▸ Task brief: Scan the entries and tally the lines that include the string "rangé". Reply with the figure alone.
* Start Supplied records *
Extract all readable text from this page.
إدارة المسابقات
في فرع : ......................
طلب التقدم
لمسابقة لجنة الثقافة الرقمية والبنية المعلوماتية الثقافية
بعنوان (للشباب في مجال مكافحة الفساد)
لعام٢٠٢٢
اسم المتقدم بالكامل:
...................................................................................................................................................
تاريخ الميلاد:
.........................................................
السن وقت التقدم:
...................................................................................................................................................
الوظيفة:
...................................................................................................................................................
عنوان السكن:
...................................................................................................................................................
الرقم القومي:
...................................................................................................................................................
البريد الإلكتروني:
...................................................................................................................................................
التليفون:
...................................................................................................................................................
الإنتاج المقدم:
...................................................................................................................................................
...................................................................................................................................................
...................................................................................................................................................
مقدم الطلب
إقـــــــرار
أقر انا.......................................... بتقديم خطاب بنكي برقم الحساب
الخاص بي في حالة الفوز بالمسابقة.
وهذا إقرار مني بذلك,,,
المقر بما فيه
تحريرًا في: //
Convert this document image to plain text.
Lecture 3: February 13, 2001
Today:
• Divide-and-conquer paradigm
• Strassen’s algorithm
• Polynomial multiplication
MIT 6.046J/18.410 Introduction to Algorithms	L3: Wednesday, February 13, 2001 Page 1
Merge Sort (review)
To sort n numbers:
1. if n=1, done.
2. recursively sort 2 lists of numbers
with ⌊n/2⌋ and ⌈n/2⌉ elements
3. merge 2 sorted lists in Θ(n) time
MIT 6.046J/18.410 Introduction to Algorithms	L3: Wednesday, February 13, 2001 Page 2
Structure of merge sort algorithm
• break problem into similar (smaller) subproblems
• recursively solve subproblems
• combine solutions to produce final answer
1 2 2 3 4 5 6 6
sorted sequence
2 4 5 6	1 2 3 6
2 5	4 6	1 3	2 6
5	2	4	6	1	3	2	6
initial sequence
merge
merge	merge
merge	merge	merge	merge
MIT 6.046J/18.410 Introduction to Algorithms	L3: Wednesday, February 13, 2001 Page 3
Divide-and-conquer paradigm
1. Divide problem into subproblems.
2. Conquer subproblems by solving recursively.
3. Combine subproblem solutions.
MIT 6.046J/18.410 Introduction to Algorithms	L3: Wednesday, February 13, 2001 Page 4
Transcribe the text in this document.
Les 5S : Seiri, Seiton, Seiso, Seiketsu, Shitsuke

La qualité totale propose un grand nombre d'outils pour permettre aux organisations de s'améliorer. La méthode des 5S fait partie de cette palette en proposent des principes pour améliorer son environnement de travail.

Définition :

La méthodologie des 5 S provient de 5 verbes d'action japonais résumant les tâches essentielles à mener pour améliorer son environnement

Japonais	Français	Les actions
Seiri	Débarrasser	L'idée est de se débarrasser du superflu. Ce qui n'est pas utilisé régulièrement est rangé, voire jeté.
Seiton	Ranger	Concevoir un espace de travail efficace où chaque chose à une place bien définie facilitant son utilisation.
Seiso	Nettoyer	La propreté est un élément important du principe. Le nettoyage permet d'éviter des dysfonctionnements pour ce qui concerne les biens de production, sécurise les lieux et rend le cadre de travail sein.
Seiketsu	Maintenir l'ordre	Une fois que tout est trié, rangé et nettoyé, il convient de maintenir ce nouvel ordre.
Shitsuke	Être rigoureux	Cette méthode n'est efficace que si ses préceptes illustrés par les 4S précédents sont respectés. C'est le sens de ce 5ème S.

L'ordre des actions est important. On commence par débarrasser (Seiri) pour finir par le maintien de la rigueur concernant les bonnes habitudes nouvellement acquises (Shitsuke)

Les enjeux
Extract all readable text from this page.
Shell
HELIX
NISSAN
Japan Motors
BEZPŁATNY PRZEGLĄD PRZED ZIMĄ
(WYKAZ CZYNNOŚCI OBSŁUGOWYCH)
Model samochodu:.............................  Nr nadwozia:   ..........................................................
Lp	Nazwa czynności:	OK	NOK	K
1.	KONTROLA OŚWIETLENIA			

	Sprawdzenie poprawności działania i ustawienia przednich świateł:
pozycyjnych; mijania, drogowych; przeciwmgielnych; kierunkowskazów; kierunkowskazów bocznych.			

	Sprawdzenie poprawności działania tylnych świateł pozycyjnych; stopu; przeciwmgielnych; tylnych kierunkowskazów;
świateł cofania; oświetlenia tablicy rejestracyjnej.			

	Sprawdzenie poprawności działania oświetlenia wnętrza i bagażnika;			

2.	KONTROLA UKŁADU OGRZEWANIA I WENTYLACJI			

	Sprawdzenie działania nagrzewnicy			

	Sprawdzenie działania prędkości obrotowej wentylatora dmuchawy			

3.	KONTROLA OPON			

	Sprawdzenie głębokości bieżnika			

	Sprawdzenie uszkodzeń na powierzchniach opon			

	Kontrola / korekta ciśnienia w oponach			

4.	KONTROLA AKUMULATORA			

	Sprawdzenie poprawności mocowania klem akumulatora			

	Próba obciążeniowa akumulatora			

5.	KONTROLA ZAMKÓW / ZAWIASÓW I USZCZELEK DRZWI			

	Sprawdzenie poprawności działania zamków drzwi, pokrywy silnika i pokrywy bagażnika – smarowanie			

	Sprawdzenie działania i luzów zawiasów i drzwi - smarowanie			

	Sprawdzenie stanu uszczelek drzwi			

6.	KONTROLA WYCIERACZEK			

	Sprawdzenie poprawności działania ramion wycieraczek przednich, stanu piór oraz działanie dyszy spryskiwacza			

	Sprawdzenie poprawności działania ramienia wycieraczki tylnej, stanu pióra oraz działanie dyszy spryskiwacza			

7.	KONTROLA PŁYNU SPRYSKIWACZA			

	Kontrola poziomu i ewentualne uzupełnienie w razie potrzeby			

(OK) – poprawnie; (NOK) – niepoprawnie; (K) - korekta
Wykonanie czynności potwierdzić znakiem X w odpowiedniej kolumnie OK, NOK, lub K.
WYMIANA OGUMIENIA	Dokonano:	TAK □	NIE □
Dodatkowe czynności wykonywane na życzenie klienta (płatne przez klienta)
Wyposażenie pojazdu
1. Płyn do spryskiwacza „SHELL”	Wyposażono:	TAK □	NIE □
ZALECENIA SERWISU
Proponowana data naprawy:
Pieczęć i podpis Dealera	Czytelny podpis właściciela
* End Supplied records *
▸ Completed task: 2